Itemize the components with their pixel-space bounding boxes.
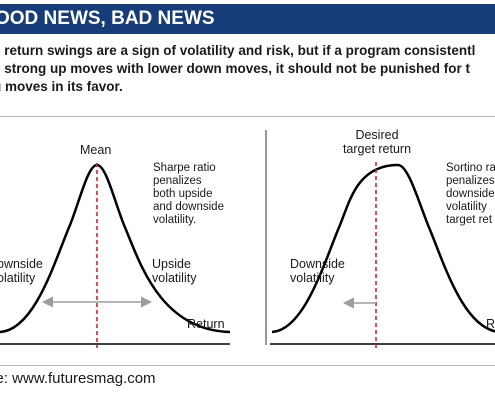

==

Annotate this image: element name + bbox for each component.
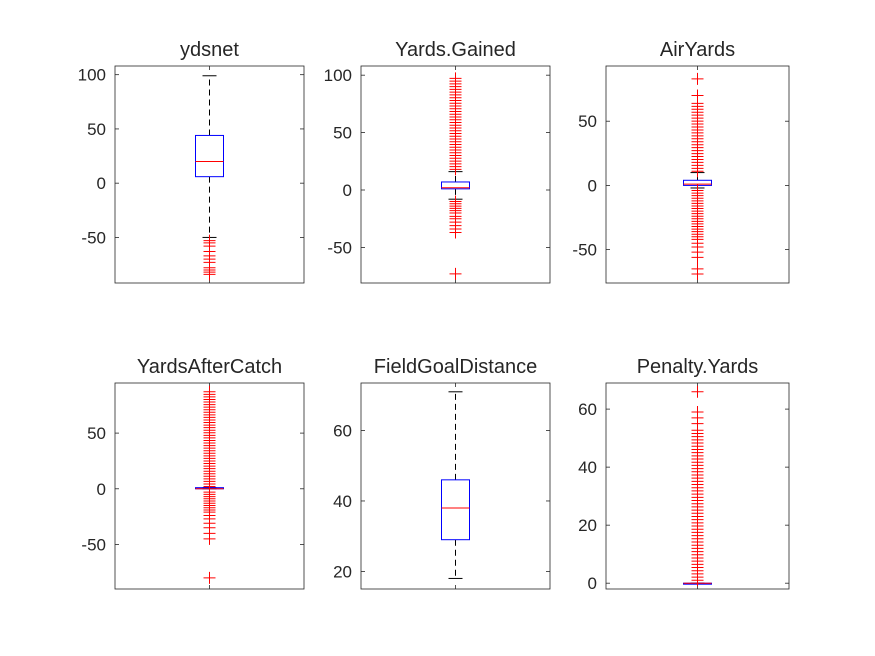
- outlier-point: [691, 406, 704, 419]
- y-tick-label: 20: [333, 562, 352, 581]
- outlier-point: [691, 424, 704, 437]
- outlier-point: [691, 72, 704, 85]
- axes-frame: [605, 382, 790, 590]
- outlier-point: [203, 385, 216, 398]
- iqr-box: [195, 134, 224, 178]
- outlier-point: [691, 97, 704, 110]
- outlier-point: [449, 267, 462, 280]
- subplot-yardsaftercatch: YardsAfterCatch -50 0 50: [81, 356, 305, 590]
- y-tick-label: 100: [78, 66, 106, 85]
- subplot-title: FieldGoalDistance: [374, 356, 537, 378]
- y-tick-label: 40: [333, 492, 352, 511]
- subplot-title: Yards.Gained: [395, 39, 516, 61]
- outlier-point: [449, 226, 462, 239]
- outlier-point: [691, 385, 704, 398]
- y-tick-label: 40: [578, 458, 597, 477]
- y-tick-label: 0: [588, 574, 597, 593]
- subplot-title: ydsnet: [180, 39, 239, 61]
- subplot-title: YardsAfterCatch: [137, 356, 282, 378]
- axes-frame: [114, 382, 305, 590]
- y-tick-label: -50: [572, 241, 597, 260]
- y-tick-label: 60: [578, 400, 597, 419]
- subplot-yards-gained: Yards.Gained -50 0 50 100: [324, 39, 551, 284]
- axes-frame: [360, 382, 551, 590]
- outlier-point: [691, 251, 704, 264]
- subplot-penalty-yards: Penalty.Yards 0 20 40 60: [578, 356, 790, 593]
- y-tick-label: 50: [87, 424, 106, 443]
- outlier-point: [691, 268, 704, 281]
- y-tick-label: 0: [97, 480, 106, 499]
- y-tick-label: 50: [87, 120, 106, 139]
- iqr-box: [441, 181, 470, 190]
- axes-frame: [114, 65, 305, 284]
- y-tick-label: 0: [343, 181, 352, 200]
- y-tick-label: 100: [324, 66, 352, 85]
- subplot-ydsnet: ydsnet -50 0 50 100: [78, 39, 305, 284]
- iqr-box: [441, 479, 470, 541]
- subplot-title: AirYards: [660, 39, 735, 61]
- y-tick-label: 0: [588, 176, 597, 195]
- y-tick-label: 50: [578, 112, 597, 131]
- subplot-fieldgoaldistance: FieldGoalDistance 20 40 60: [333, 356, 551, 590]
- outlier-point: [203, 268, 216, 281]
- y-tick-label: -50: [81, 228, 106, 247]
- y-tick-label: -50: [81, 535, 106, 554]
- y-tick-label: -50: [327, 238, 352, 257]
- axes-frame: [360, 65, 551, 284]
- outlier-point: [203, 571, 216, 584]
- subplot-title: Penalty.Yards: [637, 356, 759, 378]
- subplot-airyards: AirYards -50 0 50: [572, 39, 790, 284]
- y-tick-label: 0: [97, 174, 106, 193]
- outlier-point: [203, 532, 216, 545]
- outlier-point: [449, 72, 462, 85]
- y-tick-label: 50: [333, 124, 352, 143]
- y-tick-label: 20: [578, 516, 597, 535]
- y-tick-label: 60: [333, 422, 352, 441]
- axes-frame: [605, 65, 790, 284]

==

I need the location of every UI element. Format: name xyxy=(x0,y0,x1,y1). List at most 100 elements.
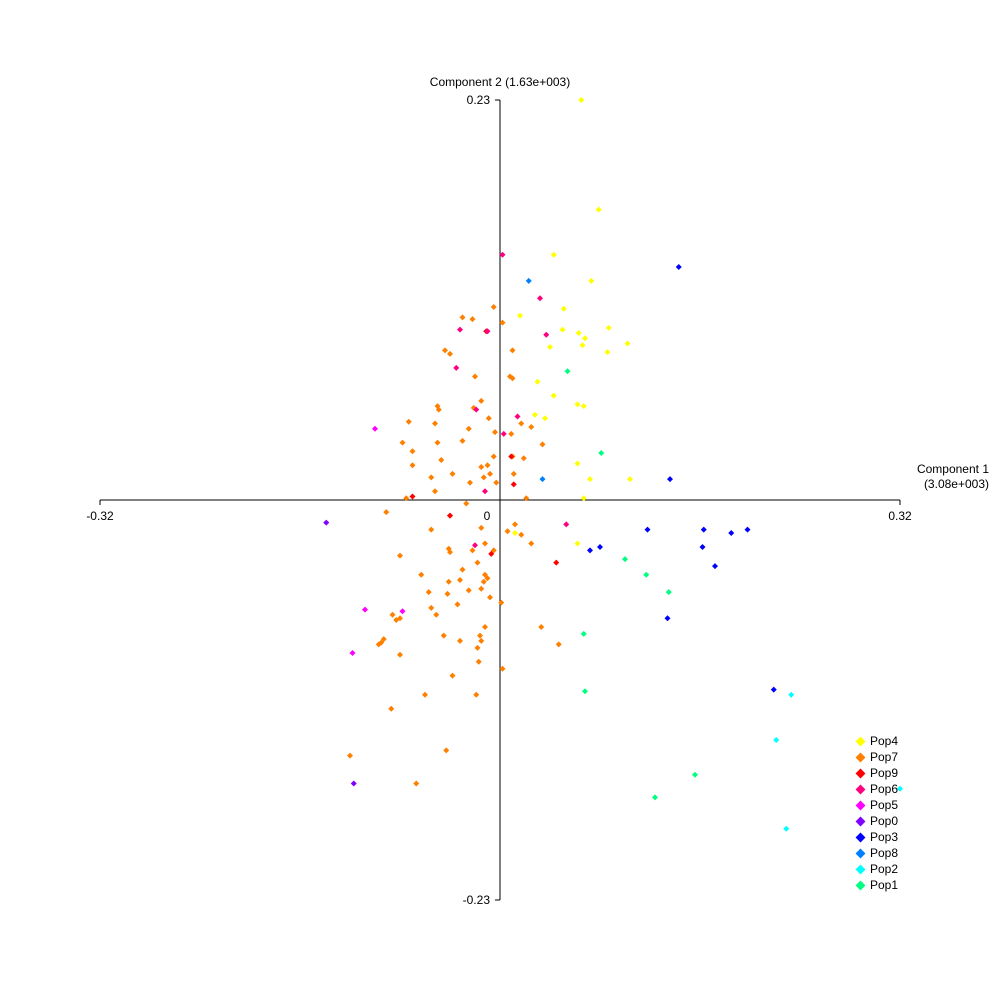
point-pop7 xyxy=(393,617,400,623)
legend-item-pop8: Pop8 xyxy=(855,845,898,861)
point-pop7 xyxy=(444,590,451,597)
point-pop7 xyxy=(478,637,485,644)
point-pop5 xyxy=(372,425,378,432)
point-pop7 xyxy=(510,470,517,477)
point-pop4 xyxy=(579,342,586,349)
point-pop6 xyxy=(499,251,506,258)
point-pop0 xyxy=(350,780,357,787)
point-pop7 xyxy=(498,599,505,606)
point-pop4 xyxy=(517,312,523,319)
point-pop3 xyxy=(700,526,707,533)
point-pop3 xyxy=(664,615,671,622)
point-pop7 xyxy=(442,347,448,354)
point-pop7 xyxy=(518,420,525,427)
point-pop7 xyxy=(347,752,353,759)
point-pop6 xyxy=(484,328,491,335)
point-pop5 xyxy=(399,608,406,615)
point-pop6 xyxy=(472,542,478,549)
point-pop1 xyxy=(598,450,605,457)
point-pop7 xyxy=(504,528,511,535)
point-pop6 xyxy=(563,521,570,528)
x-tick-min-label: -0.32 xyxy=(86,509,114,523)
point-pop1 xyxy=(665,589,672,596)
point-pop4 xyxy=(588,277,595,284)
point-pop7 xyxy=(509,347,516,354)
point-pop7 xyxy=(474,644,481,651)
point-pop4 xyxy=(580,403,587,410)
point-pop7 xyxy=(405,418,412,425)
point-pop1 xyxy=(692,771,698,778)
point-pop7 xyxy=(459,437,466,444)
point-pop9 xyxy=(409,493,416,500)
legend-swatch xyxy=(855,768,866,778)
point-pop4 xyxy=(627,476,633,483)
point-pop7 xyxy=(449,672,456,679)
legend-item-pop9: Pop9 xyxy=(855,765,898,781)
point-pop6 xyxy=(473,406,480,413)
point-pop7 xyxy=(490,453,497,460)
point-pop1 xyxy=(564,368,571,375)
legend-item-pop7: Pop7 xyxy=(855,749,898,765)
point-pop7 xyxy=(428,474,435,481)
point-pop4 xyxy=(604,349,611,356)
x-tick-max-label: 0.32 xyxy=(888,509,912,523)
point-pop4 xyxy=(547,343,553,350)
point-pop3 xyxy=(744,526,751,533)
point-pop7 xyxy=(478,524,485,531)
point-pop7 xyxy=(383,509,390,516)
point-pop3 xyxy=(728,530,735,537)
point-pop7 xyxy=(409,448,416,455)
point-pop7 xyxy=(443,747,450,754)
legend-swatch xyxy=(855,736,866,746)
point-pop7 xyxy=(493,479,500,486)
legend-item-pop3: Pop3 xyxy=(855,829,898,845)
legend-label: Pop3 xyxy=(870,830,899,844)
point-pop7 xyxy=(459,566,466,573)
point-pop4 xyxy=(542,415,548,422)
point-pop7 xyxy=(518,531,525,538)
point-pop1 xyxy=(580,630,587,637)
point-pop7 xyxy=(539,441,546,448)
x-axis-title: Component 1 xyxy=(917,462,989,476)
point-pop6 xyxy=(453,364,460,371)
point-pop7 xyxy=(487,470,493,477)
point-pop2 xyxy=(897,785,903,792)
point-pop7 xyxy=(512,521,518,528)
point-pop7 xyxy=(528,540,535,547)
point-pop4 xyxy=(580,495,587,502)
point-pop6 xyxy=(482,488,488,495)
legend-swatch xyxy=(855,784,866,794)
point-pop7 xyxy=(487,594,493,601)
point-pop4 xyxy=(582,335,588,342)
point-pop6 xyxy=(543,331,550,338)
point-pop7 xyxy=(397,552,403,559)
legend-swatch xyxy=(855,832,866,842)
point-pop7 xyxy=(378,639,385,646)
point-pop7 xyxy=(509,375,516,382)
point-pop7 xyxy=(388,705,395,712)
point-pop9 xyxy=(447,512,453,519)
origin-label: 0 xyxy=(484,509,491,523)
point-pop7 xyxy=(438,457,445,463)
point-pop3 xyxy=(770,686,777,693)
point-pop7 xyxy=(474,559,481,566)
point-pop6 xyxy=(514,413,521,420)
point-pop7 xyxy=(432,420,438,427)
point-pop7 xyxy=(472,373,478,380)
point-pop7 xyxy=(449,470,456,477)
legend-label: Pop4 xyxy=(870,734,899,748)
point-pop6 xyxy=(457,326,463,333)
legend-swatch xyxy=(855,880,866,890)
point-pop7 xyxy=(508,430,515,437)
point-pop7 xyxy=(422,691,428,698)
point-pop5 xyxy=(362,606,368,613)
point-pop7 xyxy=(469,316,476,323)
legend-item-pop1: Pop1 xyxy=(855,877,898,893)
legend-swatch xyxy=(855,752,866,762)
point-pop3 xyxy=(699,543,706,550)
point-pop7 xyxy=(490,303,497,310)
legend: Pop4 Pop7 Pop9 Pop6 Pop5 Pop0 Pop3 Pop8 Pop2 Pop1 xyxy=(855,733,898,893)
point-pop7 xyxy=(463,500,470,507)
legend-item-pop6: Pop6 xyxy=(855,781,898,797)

▶ [WHAT IS REQUIRED] Arrange the lines between the one holding "I need the location" and the one holding "point-pop6 xyxy=(499,251,506,258)", inclusive, as a two-column CSV with the headers input and output, one row for each text and its answer. Put each field in quotes, replace line breaks with spaces, and leave out the pictures.

▶ [SOLVED PROBLEM]
input,output
"I need the location of every UI element. Format: name xyxy=(x0,y0,x1,y1). List at most 100 elements.","point-pop7 xyxy=(393,617,400,623) legend-item-pop8: Pop8 xyxy=(855,845,898,861) point-pop7 xyxy=(444,590,451,597) point-pop7 xyxy=(478,637,485,644) point-pop5 xyxy=(372,425,378,432) point-pop7 xyxy=(510,470,517,477) point-pop4 xyxy=(579,342,586,349) point-pop6 xyxy=(499,251,506,258)"